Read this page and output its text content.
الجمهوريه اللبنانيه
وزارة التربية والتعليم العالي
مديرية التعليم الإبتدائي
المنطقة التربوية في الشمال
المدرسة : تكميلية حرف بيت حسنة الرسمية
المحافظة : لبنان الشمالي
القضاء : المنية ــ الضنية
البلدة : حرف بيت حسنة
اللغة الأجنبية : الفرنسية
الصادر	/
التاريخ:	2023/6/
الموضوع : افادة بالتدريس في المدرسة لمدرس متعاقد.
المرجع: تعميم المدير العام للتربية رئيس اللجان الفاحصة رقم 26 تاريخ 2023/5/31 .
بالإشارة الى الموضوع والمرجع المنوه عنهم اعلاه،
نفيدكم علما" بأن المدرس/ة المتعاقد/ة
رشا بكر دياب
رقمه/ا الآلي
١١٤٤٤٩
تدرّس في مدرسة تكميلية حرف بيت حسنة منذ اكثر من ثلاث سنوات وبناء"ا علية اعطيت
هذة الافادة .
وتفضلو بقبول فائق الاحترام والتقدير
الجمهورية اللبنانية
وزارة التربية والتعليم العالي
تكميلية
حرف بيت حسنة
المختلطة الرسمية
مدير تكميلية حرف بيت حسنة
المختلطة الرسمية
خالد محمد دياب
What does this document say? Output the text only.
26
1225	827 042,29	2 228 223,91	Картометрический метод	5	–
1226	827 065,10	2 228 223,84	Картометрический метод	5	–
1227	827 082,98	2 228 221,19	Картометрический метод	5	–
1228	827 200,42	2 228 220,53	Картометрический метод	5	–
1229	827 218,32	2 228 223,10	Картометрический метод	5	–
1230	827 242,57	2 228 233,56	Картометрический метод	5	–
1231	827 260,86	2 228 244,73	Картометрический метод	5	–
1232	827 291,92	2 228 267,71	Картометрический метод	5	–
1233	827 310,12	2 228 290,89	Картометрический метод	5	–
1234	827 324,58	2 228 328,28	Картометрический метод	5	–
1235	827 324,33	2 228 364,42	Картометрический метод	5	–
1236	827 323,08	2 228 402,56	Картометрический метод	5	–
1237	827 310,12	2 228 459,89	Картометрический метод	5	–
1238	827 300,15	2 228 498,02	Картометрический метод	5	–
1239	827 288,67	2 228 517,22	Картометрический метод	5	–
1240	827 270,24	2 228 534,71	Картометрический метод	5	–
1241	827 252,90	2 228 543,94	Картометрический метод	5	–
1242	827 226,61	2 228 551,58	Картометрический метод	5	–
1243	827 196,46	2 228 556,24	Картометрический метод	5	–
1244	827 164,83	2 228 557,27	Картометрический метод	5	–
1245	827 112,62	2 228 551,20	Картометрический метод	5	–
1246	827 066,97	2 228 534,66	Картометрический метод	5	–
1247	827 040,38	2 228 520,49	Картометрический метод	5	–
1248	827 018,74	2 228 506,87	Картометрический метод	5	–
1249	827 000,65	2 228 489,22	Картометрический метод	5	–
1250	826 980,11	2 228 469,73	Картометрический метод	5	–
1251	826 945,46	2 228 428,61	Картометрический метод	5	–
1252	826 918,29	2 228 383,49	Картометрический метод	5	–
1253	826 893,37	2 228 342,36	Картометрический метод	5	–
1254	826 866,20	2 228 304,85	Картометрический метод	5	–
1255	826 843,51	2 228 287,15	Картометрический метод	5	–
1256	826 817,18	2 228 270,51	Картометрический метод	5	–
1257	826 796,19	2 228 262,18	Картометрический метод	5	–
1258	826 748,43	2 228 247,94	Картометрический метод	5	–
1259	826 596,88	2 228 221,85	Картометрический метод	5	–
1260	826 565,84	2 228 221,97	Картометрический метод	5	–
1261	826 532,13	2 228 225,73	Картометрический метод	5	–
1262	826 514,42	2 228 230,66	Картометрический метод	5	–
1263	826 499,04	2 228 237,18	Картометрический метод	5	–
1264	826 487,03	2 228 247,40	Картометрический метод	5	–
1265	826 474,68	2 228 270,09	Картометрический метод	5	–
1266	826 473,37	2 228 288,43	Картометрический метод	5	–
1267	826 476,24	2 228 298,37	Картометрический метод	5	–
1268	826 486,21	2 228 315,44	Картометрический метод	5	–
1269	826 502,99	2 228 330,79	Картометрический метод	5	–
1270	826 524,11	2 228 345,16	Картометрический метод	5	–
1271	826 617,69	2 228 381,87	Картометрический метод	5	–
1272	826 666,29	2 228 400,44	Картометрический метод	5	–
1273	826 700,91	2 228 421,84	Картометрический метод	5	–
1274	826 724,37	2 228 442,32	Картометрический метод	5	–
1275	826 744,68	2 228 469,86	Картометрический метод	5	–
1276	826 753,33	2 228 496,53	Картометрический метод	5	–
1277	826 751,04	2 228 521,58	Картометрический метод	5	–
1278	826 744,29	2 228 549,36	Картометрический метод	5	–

- - - - -

▶ [Task objective] Give only the count of lines in this material that contain the string "تكميلية".

▶ [Written response] 4